- **What needs to be done**
Check every line below for the word "text" and copy the ones that have it.

- **Source data**

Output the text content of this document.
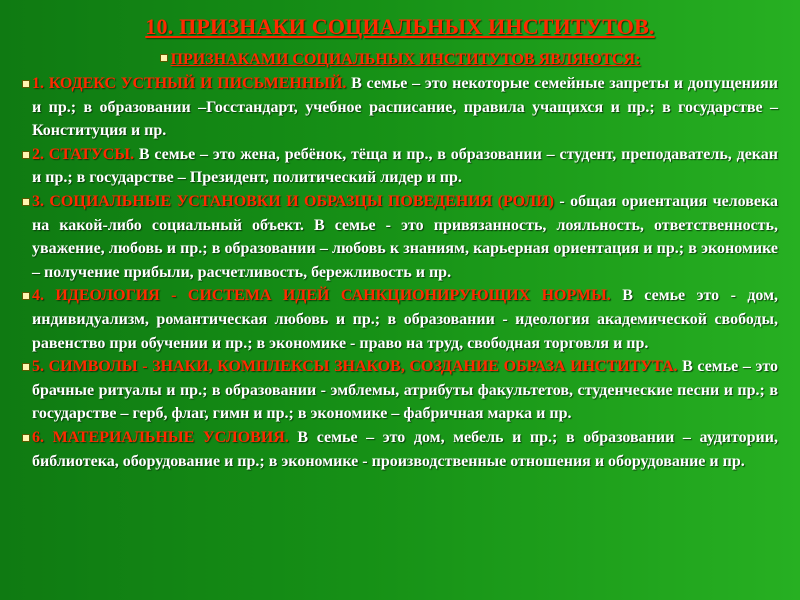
10. ПРИЗНАКИ СОЦИАЛЬНЫХ ИНСТИТУТОВ.
ПРИЗНАКАМИ СОЦИАЛЬНЫХ ИНСТИТУТОВ ЯВЛЯЮТСЯ:
1. КОДЕКС УСТНЫЙ И ПИСЬМЕННЫЙ. В семье – это некоторые семейные запреты и допущенияи и пр.; в образовании –Госстандарт, учебное расписание, правила учащихся и пр.; в государстве – Конституция и пр.
2. СТАТУСЫ. В семье – это жена, ребёнок, тёща и пр., в образовании – студент, преподаватель, декан и пр.; в государстве – Президент, политический лидер и пр.
3. СОЦИАЛЬНЫЕ УСТАНОВКИ И ОБРАЗЦЫ ПОВЕДЕНИЯ (РОЛИ) - общая ориентация человека на какой-либо социальный объект. В семье - это привязанность, лояльность, ответственность, уважение, любовь и пр.; в образовании – любовь к знаниям, карьерная ориентация и пр.; в экономике – получение прибыли, расчетливость, бережливость и пр.
4. ИДЕОЛОГИЯ - СИСТЕМА ИДЕЙ САНКЦИОНИРУЮЩИХ НОРМЫ. В семье это - дом, индивидуализм, романтическая любовь и пр.; в образовании - идеология академической свободы, равенство при обучении и пр.; в экономике - право на труд, свободная торговля и пр.
5. СИМВОЛЫ - ЗНАКИ, КОМПЛЕКСЫ ЗНАКОВ, СОЗДАНИЕ ОБРАЗА ИНСТИТУТА. В семье – это брачные ритуалы и пр.; в образовании - эмблемы, атрибуты факультетов, студенческие песни и пр.; в государстве – герб, флаг, гимн и пр.; в экономике – фабричная марка и пр.
6. МАТЕРИАЛЬНЫЕ УСЛОВИЯ. В семье – это дом, мебель и пр.; в образовании – аудитории, библиотека, оборудование и пр.; в экономике - производственные отношения и оборудование и пр.
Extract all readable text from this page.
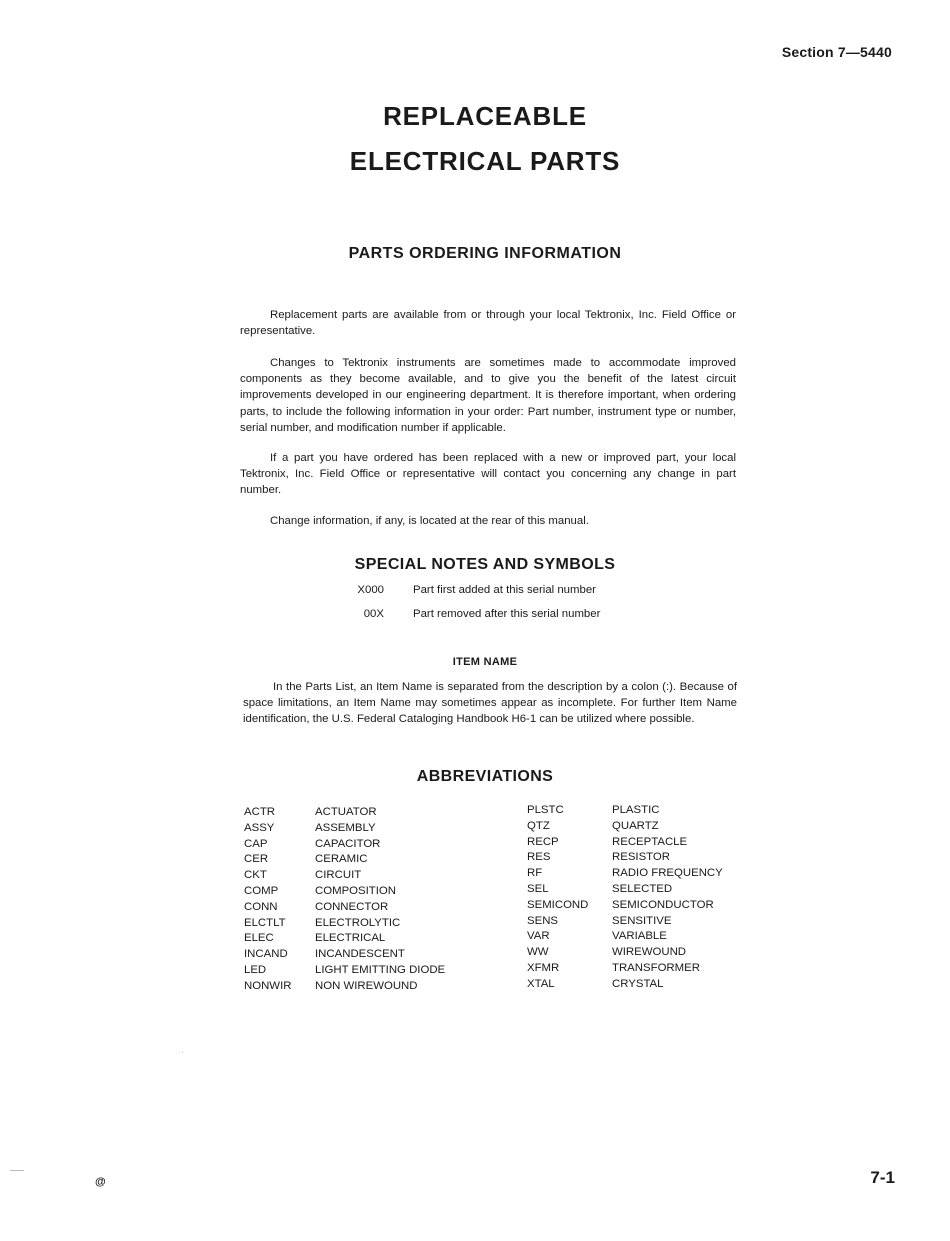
Section 7—5440
REPLACEABLE
ELECTRICAL PARTS
PARTS ORDERING INFORMATION

Replacement parts are available from or through your local Tektronix, Inc. Field Office or representative.

Changes to Tektronix instruments are sometimes made to accommodate improved components as they become available, and to give you the benefit of the latest circuit improvements developed in our engineering department. It is therefore important, when ordering parts, to include the following information in your order: Part number, instrument type or number, serial number, and modification number if applicable.

If a part you have ordered has been replaced with a new or improved part, your local Tektronix, Inc. Field Office or representative will contact you concerning any change in part number.

Change information, if any, is located at the rear of this manual.

SPECIAL NOTES AND SYMBOLS
X000	Part first added at this serial number
00X	Part removed after this serial number
ITEM NAME

In the Parts List, an Item Name is separated from the description by a colon (:). Because of space limitations, an Item Name may sometimes appear as incomplete. For further Item Name identification, the U.S. Federal Cataloging Handbook H6-1 can be utilized where possible.

ABBREVIATIONS
ACTR	ACTUATOR
ASSY	ASSEMBLY
CAP	CAPACITOR
CER	CERAMIC
CKT	CIRCUIT
COMP	COMPOSITION
CONN	CONNECTOR
ELCTLT	ELECTROLYTIC
ELEC	ELECTRICAL
INCAND	INCANDESCENT
LED	LIGHT EMITTING DIODE
NONWIR	NON WIREWOUND
PLSTC	PLASTIC
QTZ	QUARTZ
RECP	RECEPTACLE
RES	RESISTOR
RF	RADIO FREQUENCY
SEL	SELECTED
SEMICOND	SEMICONDUCTOR
SENS	SENSITIVE
VAR	VARIABLE
WW	WIREWOUND
XFMR	TRANSFORMER
XTAL	CRYSTAL
@	7-1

- **Expected output**
Output the text content of this document.
Extract all readable text from this page.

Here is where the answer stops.